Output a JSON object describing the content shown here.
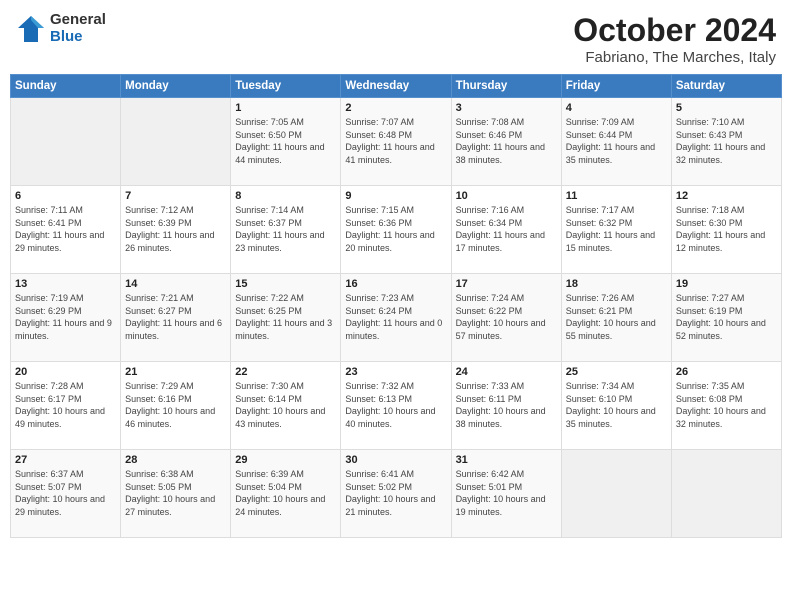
{
  "header": {
    "logo_general": "General",
    "logo_blue": "Blue",
    "month_title": "October 2024",
    "location": "Fabriano, The Marches, Italy"
  },
  "days_of_week": [
    "Sunday",
    "Monday",
    "Tuesday",
    "Wednesday",
    "Thursday",
    "Friday",
    "Saturday"
  ],
  "weeks": [
    [
      {
        "num": "",
        "sunrise": "",
        "sunset": "",
        "daylight": ""
      },
      {
        "num": "",
        "sunrise": "",
        "sunset": "",
        "daylight": ""
      },
      {
        "num": "1",
        "sunrise": "Sunrise: 7:05 AM",
        "sunset": "Sunset: 6:50 PM",
        "daylight": "Daylight: 11 hours and 44 minutes."
      },
      {
        "num": "2",
        "sunrise": "Sunrise: 7:07 AM",
        "sunset": "Sunset: 6:48 PM",
        "daylight": "Daylight: 11 hours and 41 minutes."
      },
      {
        "num": "3",
        "sunrise": "Sunrise: 7:08 AM",
        "sunset": "Sunset: 6:46 PM",
        "daylight": "Daylight: 11 hours and 38 minutes."
      },
      {
        "num": "4",
        "sunrise": "Sunrise: 7:09 AM",
        "sunset": "Sunset: 6:44 PM",
        "daylight": "Daylight: 11 hours and 35 minutes."
      },
      {
        "num": "5",
        "sunrise": "Sunrise: 7:10 AM",
        "sunset": "Sunset: 6:43 PM",
        "daylight": "Daylight: 11 hours and 32 minutes."
      }
    ],
    [
      {
        "num": "6",
        "sunrise": "Sunrise: 7:11 AM",
        "sunset": "Sunset: 6:41 PM",
        "daylight": "Daylight: 11 hours and 29 minutes."
      },
      {
        "num": "7",
        "sunrise": "Sunrise: 7:12 AM",
        "sunset": "Sunset: 6:39 PM",
        "daylight": "Daylight: 11 hours and 26 minutes."
      },
      {
        "num": "8",
        "sunrise": "Sunrise: 7:14 AM",
        "sunset": "Sunset: 6:37 PM",
        "daylight": "Daylight: 11 hours and 23 minutes."
      },
      {
        "num": "9",
        "sunrise": "Sunrise: 7:15 AM",
        "sunset": "Sunset: 6:36 PM",
        "daylight": "Daylight: 11 hours and 20 minutes."
      },
      {
        "num": "10",
        "sunrise": "Sunrise: 7:16 AM",
        "sunset": "Sunset: 6:34 PM",
        "daylight": "Daylight: 11 hours and 17 minutes."
      },
      {
        "num": "11",
        "sunrise": "Sunrise: 7:17 AM",
        "sunset": "Sunset: 6:32 PM",
        "daylight": "Daylight: 11 hours and 15 minutes."
      },
      {
        "num": "12",
        "sunrise": "Sunrise: 7:18 AM",
        "sunset": "Sunset: 6:30 PM",
        "daylight": "Daylight: 11 hours and 12 minutes."
      }
    ],
    [
      {
        "num": "13",
        "sunrise": "Sunrise: 7:19 AM",
        "sunset": "Sunset: 6:29 PM",
        "daylight": "Daylight: 11 hours and 9 minutes."
      },
      {
        "num": "14",
        "sunrise": "Sunrise: 7:21 AM",
        "sunset": "Sunset: 6:27 PM",
        "daylight": "Daylight: 11 hours and 6 minutes."
      },
      {
        "num": "15",
        "sunrise": "Sunrise: 7:22 AM",
        "sunset": "Sunset: 6:25 PM",
        "daylight": "Daylight: 11 hours and 3 minutes."
      },
      {
        "num": "16",
        "sunrise": "Sunrise: 7:23 AM",
        "sunset": "Sunset: 6:24 PM",
        "daylight": "Daylight: 11 hours and 0 minutes."
      },
      {
        "num": "17",
        "sunrise": "Sunrise: 7:24 AM",
        "sunset": "Sunset: 6:22 PM",
        "daylight": "Daylight: 10 hours and 57 minutes."
      },
      {
        "num": "18",
        "sunrise": "Sunrise: 7:26 AM",
        "sunset": "Sunset: 6:21 PM",
        "daylight": "Daylight: 10 hours and 55 minutes."
      },
      {
        "num": "19",
        "sunrise": "Sunrise: 7:27 AM",
        "sunset": "Sunset: 6:19 PM",
        "daylight": "Daylight: 10 hours and 52 minutes."
      }
    ],
    [
      {
        "num": "20",
        "sunrise": "Sunrise: 7:28 AM",
        "sunset": "Sunset: 6:17 PM",
        "daylight": "Daylight: 10 hours and 49 minutes."
      },
      {
        "num": "21",
        "sunrise": "Sunrise: 7:29 AM",
        "sunset": "Sunset: 6:16 PM",
        "daylight": "Daylight: 10 hours and 46 minutes."
      },
      {
        "num": "22",
        "sunrise": "Sunrise: 7:30 AM",
        "sunset": "Sunset: 6:14 PM",
        "daylight": "Daylight: 10 hours and 43 minutes."
      },
      {
        "num": "23",
        "sunrise": "Sunrise: 7:32 AM",
        "sunset": "Sunset: 6:13 PM",
        "daylight": "Daylight: 10 hours and 40 minutes."
      },
      {
        "num": "24",
        "sunrise": "Sunrise: 7:33 AM",
        "sunset": "Sunset: 6:11 PM",
        "daylight": "Daylight: 10 hours and 38 minutes."
      },
      {
        "num": "25",
        "sunrise": "Sunrise: 7:34 AM",
        "sunset": "Sunset: 6:10 PM",
        "daylight": "Daylight: 10 hours and 35 minutes."
      },
      {
        "num": "26",
        "sunrise": "Sunrise: 7:35 AM",
        "sunset": "Sunset: 6:08 PM",
        "daylight": "Daylight: 10 hours and 32 minutes."
      }
    ],
    [
      {
        "num": "27",
        "sunrise": "Sunrise: 6:37 AM",
        "sunset": "Sunset: 5:07 PM",
        "daylight": "Daylight: 10 hours and 29 minutes."
      },
      {
        "num": "28",
        "sunrise": "Sunrise: 6:38 AM",
        "sunset": "Sunset: 5:05 PM",
        "daylight": "Daylight: 10 hours and 27 minutes."
      },
      {
        "num": "29",
        "sunrise": "Sunrise: 6:39 AM",
        "sunset": "Sunset: 5:04 PM",
        "daylight": "Daylight: 10 hours and 24 minutes."
      },
      {
        "num": "30",
        "sunrise": "Sunrise: 6:41 AM",
        "sunset": "Sunset: 5:02 PM",
        "daylight": "Daylight: 10 hours and 21 minutes."
      },
      {
        "num": "31",
        "sunrise": "Sunrise: 6:42 AM",
        "sunset": "Sunset: 5:01 PM",
        "daylight": "Daylight: 10 hours and 19 minutes."
      },
      {
        "num": "",
        "sunrise": "",
        "sunset": "",
        "daylight": ""
      },
      {
        "num": "",
        "sunrise": "",
        "sunset": "",
        "daylight": ""
      }
    ]
  ]
}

◆ **Stated task**: Each entry should be repeated exactly as it appears; the pictures stay out.

◆ **Complete response**:
Output a JSON object describing the content shown here.
{
  "header": {
    "logo_general": "General",
    "logo_blue": "Blue",
    "month_title": "October 2024",
    "location": "Fabriano, The Marches, Italy"
  },
  "days_of_week": [
    "Sunday",
    "Monday",
    "Tuesday",
    "Wednesday",
    "Thursday",
    "Friday",
    "Saturday"
  ],
  "weeks": [
    [
      {
        "num": "",
        "sunrise": "",
        "sunset": "",
        "daylight": ""
      },
      {
        "num": "",
        "sunrise": "",
        "sunset": "",
        "daylight": ""
      },
      {
        "num": "1",
        "sunrise": "Sunrise: 7:05 AM",
        "sunset": "Sunset: 6:50 PM",
        "daylight": "Daylight: 11 hours and 44 minutes."
      },
      {
        "num": "2",
        "sunrise": "Sunrise: 7:07 AM",
        "sunset": "Sunset: 6:48 PM",
        "daylight": "Daylight: 11 hours and 41 minutes."
      },
      {
        "num": "3",
        "sunrise": "Sunrise: 7:08 AM",
        "sunset": "Sunset: 6:46 PM",
        "daylight": "Daylight: 11 hours and 38 minutes."
      },
      {
        "num": "4",
        "sunrise": "Sunrise: 7:09 AM",
        "sunset": "Sunset: 6:44 PM",
        "daylight": "Daylight: 11 hours and 35 minutes."
      },
      {
        "num": "5",
        "sunrise": "Sunrise: 7:10 AM",
        "sunset": "Sunset: 6:43 PM",
        "daylight": "Daylight: 11 hours and 32 minutes."
      }
    ],
    [
      {
        "num": "6",
        "sunrise": "Sunrise: 7:11 AM",
        "sunset": "Sunset: 6:41 PM",
        "daylight": "Daylight: 11 hours and 29 minutes."
      },
      {
        "num": "7",
        "sunrise": "Sunrise: 7:12 AM",
        "sunset": "Sunset: 6:39 PM",
        "daylight": "Daylight: 11 hours and 26 minutes."
      },
      {
        "num": "8",
        "sunrise": "Sunrise: 7:14 AM",
        "sunset": "Sunset: 6:37 PM",
        "daylight": "Daylight: 11 hours and 23 minutes."
      },
      {
        "num": "9",
        "sunrise": "Sunrise: 7:15 AM",
        "sunset": "Sunset: 6:36 PM",
        "daylight": "Daylight: 11 hours and 20 minutes."
      },
      {
        "num": "10",
        "sunrise": "Sunrise: 7:16 AM",
        "sunset": "Sunset: 6:34 PM",
        "daylight": "Daylight: 11 hours and 17 minutes."
      },
      {
        "num": "11",
        "sunrise": "Sunrise: 7:17 AM",
        "sunset": "Sunset: 6:32 PM",
        "daylight": "Daylight: 11 hours and 15 minutes."
      },
      {
        "num": "12",
        "sunrise": "Sunrise: 7:18 AM",
        "sunset": "Sunset: 6:30 PM",
        "daylight": "Daylight: 11 hours and 12 minutes."
      }
    ],
    [
      {
        "num": "13",
        "sunrise": "Sunrise: 7:19 AM",
        "sunset": "Sunset: 6:29 PM",
        "daylight": "Daylight: 11 hours and 9 minutes."
      },
      {
        "num": "14",
        "sunrise": "Sunrise: 7:21 AM",
        "sunset": "Sunset: 6:27 PM",
        "daylight": "Daylight: 11 hours and 6 minutes."
      },
      {
        "num": "15",
        "sunrise": "Sunrise: 7:22 AM",
        "sunset": "Sunset: 6:25 PM",
        "daylight": "Daylight: 11 hours and 3 minutes."
      },
      {
        "num": "16",
        "sunrise": "Sunrise: 7:23 AM",
        "sunset": "Sunset: 6:24 PM",
        "daylight": "Daylight: 11 hours and 0 minutes."
      },
      {
        "num": "17",
        "sunrise": "Sunrise: 7:24 AM",
        "sunset": "Sunset: 6:22 PM",
        "daylight": "Daylight: 10 hours and 57 minutes."
      },
      {
        "num": "18",
        "sunrise": "Sunrise: 7:26 AM",
        "sunset": "Sunset: 6:21 PM",
        "daylight": "Daylight: 10 hours and 55 minutes."
      },
      {
        "num": "19",
        "sunrise": "Sunrise: 7:27 AM",
        "sunset": "Sunset: 6:19 PM",
        "daylight": "Daylight: 10 hours and 52 minutes."
      }
    ],
    [
      {
        "num": "20",
        "sunrise": "Sunrise: 7:28 AM",
        "sunset": "Sunset: 6:17 PM",
        "daylight": "Daylight: 10 hours and 49 minutes."
      },
      {
        "num": "21",
        "sunrise": "Sunrise: 7:29 AM",
        "sunset": "Sunset: 6:16 PM",
        "daylight": "Daylight: 10 hours and 46 minutes."
      },
      {
        "num": "22",
        "sunrise": "Sunrise: 7:30 AM",
        "sunset": "Sunset: 6:14 PM",
        "daylight": "Daylight: 10 hours and 43 minutes."
      },
      {
        "num": "23",
        "sunrise": "Sunrise: 7:32 AM",
        "sunset": "Sunset: 6:13 PM",
        "daylight": "Daylight: 10 hours and 40 minutes."
      },
      {
        "num": "24",
        "sunrise": "Sunrise: 7:33 AM",
        "sunset": "Sunset: 6:11 PM",
        "daylight": "Daylight: 10 hours and 38 minutes."
      },
      {
        "num": "25",
        "sunrise": "Sunrise: 7:34 AM",
        "sunset": "Sunset: 6:10 PM",
        "daylight": "Daylight: 10 hours and 35 minutes."
      },
      {
        "num": "26",
        "sunrise": "Sunrise: 7:35 AM",
        "sunset": "Sunset: 6:08 PM",
        "daylight": "Daylight: 10 hours and 32 minutes."
      }
    ],
    [
      {
        "num": "27",
        "sunrise": "Sunrise: 6:37 AM",
        "sunset": "Sunset: 5:07 PM",
        "daylight": "Daylight: 10 hours and 29 minutes."
      },
      {
        "num": "28",
        "sunrise": "Sunrise: 6:38 AM",
        "sunset": "Sunset: 5:05 PM",
        "daylight": "Daylight: 10 hours and 27 minutes."
      },
      {
        "num": "29",
        "sunrise": "Sunrise: 6:39 AM",
        "sunset": "Sunset: 5:04 PM",
        "daylight": "Daylight: 10 hours and 24 minutes."
      },
      {
        "num": "30",
        "sunrise": "Sunrise: 6:41 AM",
        "sunset": "Sunset: 5:02 PM",
        "daylight": "Daylight: 10 hours and 21 minutes."
      },
      {
        "num": "31",
        "sunrise": "Sunrise: 6:42 AM",
        "sunset": "Sunset: 5:01 PM",
        "daylight": "Daylight: 10 hours and 19 minutes."
      },
      {
        "num": "",
        "sunrise": "",
        "sunset": "",
        "daylight": ""
      },
      {
        "num": "",
        "sunrise": "",
        "sunset": "",
        "daylight": ""
      }
    ]
  ]
}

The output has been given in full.